▶ Written problem:
Repeat every line of the listing below exactly, minus the pictures.

▶ Dataset rows:

+ + + + + + +

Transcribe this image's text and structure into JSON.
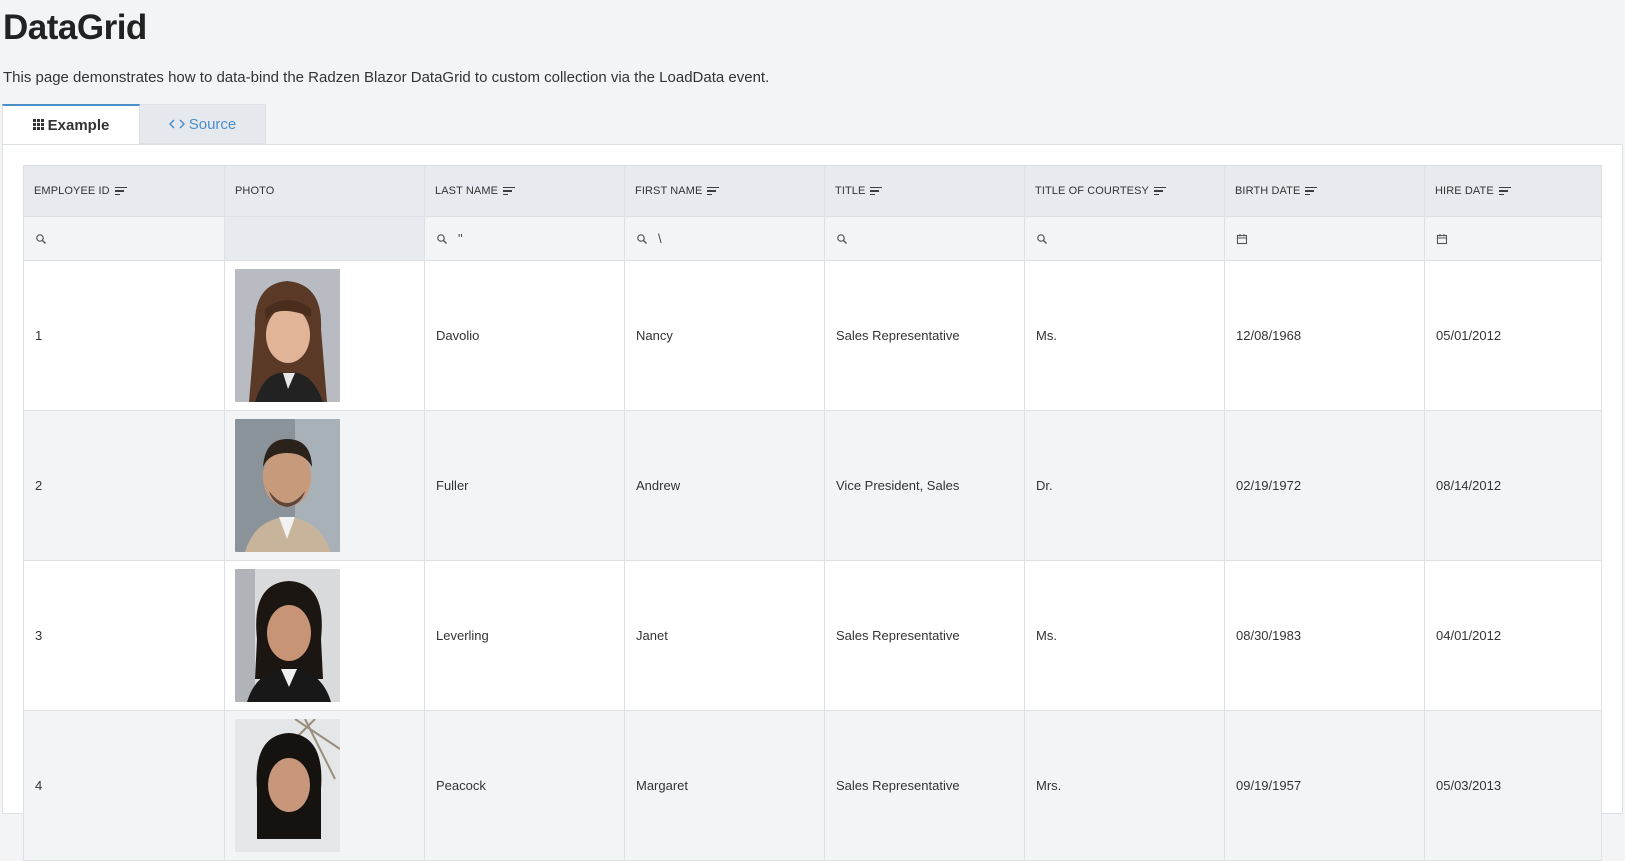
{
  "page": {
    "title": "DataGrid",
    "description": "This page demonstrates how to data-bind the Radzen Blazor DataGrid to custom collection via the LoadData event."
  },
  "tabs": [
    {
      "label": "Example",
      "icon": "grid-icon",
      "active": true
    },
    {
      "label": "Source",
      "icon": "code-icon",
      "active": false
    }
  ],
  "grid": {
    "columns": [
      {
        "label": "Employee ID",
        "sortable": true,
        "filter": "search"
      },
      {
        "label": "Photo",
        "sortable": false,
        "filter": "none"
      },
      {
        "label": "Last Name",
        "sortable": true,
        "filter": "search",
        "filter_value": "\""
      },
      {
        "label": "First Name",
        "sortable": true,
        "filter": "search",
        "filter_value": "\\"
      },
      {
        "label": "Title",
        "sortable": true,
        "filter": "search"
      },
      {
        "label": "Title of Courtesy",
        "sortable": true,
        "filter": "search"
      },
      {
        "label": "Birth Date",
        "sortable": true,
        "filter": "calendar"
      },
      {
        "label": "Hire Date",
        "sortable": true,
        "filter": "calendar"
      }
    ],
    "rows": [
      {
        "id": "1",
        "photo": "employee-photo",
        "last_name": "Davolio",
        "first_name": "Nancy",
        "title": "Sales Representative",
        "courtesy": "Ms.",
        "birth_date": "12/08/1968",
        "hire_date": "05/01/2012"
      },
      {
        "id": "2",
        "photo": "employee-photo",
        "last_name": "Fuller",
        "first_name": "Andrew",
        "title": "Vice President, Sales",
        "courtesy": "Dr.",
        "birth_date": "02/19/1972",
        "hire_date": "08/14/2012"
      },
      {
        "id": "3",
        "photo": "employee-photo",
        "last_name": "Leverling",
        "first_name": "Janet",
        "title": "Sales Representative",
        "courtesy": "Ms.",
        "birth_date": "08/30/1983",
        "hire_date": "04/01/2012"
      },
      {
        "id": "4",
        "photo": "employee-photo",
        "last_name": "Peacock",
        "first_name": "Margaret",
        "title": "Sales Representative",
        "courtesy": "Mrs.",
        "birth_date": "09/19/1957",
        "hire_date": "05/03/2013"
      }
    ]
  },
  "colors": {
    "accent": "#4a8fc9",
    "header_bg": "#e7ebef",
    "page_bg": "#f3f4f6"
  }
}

+ + + + + + +

▶ Correct result:
Transcribe this image's text and structure into JSON.
{
  "page": {
    "title": "DataGrid",
    "description": "This page demonstrates how to data-bind the Radzen Blazor DataGrid to custom collection via the LoadData event."
  },
  "tabs": [
    {
      "label": "Example",
      "icon": "grid-icon",
      "active": true
    },
    {
      "label": "Source",
      "icon": "code-icon",
      "active": false
    }
  ],
  "grid": {
    "columns": [
      {
        "label": "Employee ID",
        "sortable": true,
        "filter": "search"
      },
      {
        "label": "Photo",
        "sortable": false,
        "filter": "none"
      },
      {
        "label": "Last Name",
        "sortable": true,
        "filter": "search",
        "filter_value": "\""
      },
      {
        "label": "First Name",
        "sortable": true,
        "filter": "search",
        "filter_value": "\\"
      },
      {
        "label": "Title",
        "sortable": true,
        "filter": "search"
      },
      {
        "label": "Title of Courtesy",
        "sortable": true,
        "filter": "search"
      },
      {
        "label": "Birth Date",
        "sortable": true,
        "filter": "calendar"
      },
      {
        "label": "Hire Date",
        "sortable": true,
        "filter": "calendar"
      }
    ],
    "rows": [
      {
        "id": "1",
        "photo": "employee-photo",
        "last_name": "Davolio",
        "first_name": "Nancy",
        "title": "Sales Representative",
        "courtesy": "Ms.",
        "birth_date": "12/08/1968",
        "hire_date": "05/01/2012"
      },
      {
        "id": "2",
        "photo": "employee-photo",
        "last_name": "Fuller",
        "first_name": "Andrew",
        "title": "Vice President, Sales",
        "courtesy": "Dr.",
        "birth_date": "02/19/1972",
        "hire_date": "08/14/2012"
      },
      {
        "id": "3",
        "photo": "employee-photo",
        "last_name": "Leverling",
        "first_name": "Janet",
        "title": "Sales Representative",
        "courtesy": "Ms.",
        "birth_date": "08/30/1983",
        "hire_date": "04/01/2012"
      },
      {
        "id": "4",
        "photo": "employee-photo",
        "last_name": "Peacock",
        "first_name": "Margaret",
        "title": "Sales Representative",
        "courtesy": "Mrs.",
        "birth_date": "09/19/1957",
        "hire_date": "05/03/2013"
      }
    ]
  },
  "colors": {
    "accent": "#4a8fc9",
    "header_bg": "#e7ebef",
    "page_bg": "#f3f4f6"
  }
}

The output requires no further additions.